_Exercise material_.
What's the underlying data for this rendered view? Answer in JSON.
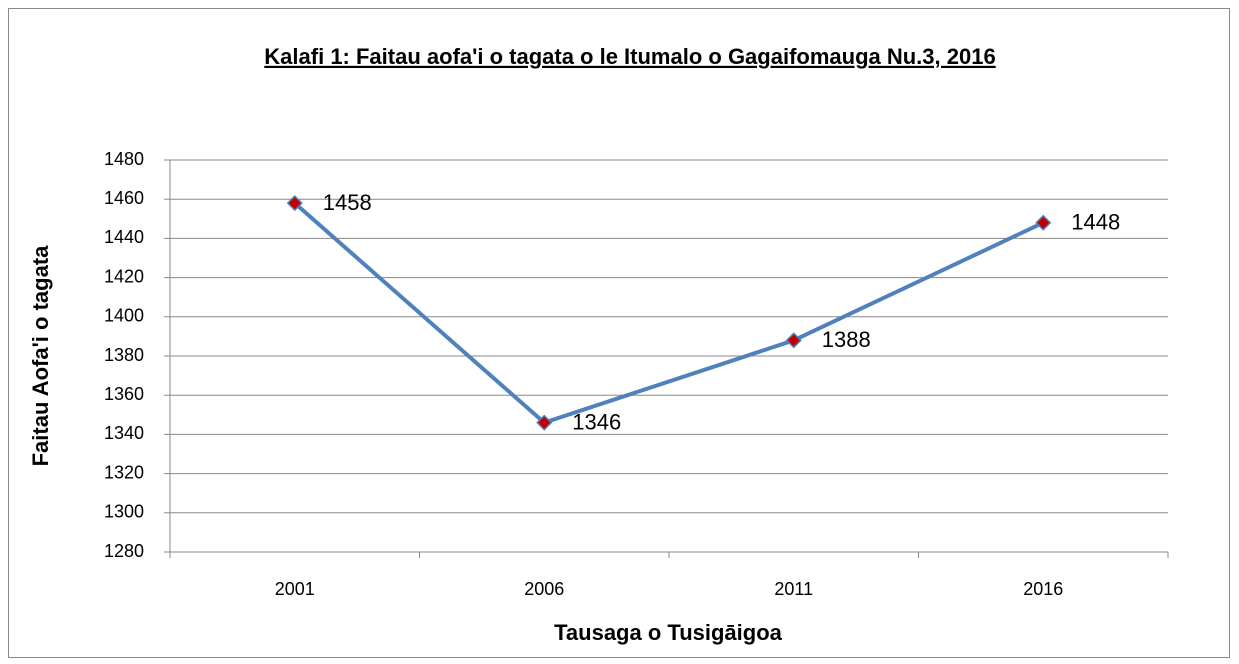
{
  "chart_data": {
    "type": "line",
    "title": "Kalafi 1: Faitau aofa'i o tagata o le Itumalo o Gagaifomauga Nu.3, 2016",
    "x_label": "Tausaga o Tusigāigoa",
    "y_label": "Faitau Aofa'i o tagata",
    "categories": [
      "2001",
      "2006",
      "2011",
      "2016"
    ],
    "series": [
      {
        "name": "Faitau aofa'i",
        "color": "#4f81bd",
        "marker_color": "#c00000",
        "values": [
          1458,
          1346,
          1388,
          1448
        ]
      }
    ],
    "ylim": [
      1280,
      1480
    ],
    "yticks": [
      1280,
      1300,
      1320,
      1340,
      1360,
      1380,
      1400,
      1420,
      1440,
      1460,
      1480
    ],
    "grid": true
  }
}
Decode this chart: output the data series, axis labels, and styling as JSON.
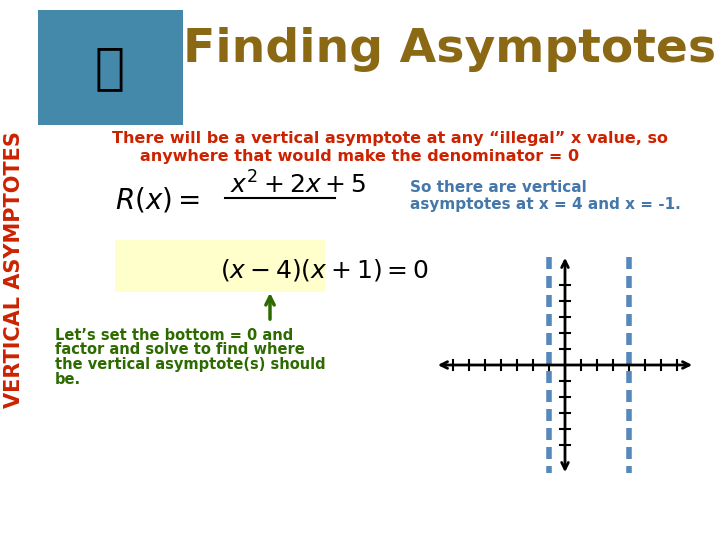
{
  "bg_color": "#ffffff",
  "title": "Finding Asymptotes",
  "title_color": "#8B6914",
  "title_fontsize": 34,
  "vertical_label": "VERTICAL ASYMPTOTES",
  "vertical_label_color": "#cc2200",
  "red_text_line1": "There will be a vertical asymptote at any “illegal” x value, so",
  "red_text_line2": "anywhere that would make the denominator = 0",
  "red_text_color": "#cc2200",
  "green_text_line1": "Let’s set the bottom = 0 and",
  "green_text_line2": "factor and solve to find where",
  "green_text_line3": "the vertical asymptote(s) should",
  "green_text_line4": "be.",
  "green_text_color": "#2d6a00",
  "blue_note_line1": "So there are vertical",
  "blue_note_line2": "asymptotes at x = 4 and x = -1.",
  "blue_note_color": "#4477aa",
  "highlight_color": "#ffffcc",
  "dashed_color": "#5588bb",
  "axis_color": "#000000",
  "fish_color": "#4488aa",
  "arrow_color": "#2d6a00"
}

_What the exercise asks_. Find the word "series" in the data and copy out each line where it turns up.

_Task response_.
    "series": [
Decode this chart: output the data series, axis labels, and styling as JSON.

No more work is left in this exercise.